Job: Answer with one number: the count of lines in this material that hold the word "Properties".

Excerpted data:
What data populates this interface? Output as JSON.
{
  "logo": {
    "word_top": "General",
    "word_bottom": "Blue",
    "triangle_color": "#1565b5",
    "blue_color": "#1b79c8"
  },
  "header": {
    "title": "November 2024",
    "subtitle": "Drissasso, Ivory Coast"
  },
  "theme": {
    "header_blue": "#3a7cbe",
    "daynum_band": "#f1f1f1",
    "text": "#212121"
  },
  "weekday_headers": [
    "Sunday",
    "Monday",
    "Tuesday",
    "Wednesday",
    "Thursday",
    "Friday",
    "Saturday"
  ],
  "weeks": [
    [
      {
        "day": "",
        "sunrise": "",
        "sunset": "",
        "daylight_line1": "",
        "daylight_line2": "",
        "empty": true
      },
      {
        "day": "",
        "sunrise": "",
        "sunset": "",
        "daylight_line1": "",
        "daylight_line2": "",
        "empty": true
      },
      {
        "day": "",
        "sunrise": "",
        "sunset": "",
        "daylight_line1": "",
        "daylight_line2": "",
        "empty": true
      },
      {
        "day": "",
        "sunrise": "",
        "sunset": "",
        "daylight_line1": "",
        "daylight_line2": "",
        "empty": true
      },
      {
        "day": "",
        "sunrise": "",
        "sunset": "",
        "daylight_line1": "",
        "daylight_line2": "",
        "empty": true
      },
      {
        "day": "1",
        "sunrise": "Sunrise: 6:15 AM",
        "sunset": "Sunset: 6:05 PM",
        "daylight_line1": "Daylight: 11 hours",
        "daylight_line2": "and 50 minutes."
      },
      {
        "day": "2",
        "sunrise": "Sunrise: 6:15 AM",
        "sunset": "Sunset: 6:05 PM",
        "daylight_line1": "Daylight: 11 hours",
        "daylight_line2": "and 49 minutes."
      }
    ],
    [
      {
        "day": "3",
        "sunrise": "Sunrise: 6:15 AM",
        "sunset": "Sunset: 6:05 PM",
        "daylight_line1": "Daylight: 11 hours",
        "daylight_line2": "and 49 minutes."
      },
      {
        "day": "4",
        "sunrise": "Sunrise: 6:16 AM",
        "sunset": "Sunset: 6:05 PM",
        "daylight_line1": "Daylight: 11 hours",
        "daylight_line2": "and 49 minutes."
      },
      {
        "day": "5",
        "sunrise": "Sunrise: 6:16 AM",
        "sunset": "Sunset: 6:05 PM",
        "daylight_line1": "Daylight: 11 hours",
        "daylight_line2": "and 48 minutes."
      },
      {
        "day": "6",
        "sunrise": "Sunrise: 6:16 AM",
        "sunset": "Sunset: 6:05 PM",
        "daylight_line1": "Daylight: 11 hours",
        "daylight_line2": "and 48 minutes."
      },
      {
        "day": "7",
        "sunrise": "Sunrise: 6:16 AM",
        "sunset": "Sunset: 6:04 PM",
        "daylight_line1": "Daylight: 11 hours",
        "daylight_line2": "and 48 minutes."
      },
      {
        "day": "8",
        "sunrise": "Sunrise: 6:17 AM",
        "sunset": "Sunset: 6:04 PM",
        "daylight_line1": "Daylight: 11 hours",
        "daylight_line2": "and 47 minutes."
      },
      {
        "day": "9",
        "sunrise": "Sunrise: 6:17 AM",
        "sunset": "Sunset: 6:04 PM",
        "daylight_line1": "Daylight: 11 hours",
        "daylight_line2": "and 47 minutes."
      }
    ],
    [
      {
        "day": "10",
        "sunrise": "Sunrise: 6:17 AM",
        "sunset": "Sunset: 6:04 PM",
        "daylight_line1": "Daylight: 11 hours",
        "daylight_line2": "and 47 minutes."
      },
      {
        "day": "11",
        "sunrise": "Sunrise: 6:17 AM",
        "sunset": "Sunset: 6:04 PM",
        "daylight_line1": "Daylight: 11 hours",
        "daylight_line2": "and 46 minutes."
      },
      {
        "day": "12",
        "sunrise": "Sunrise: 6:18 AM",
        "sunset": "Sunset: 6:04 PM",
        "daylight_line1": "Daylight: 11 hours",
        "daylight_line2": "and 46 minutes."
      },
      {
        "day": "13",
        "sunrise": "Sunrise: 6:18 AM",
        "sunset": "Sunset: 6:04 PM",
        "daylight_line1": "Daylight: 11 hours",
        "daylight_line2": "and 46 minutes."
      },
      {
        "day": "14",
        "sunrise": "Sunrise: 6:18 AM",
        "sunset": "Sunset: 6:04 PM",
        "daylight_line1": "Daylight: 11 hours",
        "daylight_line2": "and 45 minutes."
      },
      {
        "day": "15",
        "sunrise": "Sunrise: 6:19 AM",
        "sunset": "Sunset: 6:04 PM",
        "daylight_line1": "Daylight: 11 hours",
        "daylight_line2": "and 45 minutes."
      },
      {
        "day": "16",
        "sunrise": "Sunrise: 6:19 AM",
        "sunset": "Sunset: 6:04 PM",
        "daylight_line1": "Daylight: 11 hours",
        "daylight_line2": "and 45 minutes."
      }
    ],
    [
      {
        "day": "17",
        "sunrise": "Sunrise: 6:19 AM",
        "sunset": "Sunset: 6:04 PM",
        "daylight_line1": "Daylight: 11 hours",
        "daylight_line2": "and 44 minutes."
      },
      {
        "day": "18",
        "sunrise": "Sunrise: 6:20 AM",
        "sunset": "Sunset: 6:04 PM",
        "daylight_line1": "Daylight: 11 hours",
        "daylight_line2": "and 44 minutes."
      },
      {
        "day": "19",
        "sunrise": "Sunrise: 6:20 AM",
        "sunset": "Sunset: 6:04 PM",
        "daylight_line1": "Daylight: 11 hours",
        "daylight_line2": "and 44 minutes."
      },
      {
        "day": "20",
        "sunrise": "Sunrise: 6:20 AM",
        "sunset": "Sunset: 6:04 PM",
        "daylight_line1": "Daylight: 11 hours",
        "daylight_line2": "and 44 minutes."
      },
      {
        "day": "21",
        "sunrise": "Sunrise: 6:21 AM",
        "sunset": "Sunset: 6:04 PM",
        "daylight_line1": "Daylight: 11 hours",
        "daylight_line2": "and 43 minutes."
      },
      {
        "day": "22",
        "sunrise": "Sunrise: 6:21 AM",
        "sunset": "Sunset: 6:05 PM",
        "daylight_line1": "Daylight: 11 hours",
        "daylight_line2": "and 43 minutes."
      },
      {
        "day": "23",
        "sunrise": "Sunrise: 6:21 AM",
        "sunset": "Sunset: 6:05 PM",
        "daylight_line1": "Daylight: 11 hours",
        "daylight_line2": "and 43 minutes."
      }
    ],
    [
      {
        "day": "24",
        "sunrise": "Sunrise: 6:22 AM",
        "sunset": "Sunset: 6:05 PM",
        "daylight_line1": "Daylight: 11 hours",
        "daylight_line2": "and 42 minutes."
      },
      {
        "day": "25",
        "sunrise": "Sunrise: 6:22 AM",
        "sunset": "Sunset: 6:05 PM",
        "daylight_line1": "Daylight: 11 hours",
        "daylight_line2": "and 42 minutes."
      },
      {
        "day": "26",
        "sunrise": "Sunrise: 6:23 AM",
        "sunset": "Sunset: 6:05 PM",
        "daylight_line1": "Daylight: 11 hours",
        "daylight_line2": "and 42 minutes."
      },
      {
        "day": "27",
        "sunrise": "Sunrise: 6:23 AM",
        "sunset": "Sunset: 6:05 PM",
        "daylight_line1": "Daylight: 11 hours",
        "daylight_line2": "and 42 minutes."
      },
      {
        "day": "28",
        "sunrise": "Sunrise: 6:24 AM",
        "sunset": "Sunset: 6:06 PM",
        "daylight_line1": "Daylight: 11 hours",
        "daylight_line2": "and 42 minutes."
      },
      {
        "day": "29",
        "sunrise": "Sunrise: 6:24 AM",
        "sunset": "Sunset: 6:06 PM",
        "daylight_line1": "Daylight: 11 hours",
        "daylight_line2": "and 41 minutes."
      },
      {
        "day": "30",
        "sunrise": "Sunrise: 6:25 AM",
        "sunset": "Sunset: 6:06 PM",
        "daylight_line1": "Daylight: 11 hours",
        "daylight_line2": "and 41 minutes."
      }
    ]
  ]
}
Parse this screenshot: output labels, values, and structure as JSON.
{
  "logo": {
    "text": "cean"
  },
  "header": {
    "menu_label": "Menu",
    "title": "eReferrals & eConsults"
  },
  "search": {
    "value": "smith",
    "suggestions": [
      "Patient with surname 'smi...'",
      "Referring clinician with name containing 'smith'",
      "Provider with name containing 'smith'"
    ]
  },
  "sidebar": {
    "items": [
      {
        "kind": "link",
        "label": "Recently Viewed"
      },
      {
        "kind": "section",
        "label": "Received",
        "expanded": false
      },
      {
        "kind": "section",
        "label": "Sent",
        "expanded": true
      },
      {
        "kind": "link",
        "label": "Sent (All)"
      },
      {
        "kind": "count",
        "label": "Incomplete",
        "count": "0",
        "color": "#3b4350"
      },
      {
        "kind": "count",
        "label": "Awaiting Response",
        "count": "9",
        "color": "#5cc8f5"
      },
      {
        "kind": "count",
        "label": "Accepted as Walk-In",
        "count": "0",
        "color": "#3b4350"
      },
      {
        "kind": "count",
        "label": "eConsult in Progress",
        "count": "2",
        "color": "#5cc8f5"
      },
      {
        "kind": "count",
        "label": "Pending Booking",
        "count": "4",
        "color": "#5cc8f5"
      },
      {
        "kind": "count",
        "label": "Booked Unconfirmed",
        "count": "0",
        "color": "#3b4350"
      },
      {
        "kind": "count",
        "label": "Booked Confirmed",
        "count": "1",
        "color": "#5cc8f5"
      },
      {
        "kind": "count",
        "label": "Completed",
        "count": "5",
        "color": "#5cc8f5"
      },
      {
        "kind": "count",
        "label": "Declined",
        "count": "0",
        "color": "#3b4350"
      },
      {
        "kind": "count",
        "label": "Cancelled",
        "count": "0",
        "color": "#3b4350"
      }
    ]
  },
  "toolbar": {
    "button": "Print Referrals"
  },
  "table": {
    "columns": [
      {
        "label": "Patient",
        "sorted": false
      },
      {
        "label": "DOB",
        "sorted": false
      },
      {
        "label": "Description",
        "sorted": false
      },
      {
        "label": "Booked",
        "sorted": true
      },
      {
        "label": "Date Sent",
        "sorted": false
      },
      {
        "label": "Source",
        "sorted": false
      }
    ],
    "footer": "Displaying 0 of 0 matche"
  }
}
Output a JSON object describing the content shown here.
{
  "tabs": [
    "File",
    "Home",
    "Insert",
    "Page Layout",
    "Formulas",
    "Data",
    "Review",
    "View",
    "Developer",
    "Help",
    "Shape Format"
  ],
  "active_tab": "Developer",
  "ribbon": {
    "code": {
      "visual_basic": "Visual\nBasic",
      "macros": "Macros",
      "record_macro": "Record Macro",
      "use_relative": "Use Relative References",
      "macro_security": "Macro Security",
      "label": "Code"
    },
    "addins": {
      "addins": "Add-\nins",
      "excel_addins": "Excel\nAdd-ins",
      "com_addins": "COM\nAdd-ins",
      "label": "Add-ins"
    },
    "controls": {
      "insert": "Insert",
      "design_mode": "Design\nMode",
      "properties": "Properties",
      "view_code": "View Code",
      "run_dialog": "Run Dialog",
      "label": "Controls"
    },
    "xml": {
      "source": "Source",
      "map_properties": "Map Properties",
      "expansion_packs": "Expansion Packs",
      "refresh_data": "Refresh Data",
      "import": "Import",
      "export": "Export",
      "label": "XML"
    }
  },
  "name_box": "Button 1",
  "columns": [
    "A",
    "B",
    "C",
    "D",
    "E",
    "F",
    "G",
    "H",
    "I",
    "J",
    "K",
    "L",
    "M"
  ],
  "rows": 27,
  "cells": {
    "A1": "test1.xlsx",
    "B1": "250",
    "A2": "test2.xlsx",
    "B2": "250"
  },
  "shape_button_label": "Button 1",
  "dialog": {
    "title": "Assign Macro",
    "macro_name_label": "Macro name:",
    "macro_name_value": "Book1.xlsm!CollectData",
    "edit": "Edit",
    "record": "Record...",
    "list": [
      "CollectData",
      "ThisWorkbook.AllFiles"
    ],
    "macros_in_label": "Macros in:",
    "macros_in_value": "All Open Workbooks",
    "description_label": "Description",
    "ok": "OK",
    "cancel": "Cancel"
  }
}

Solution: 2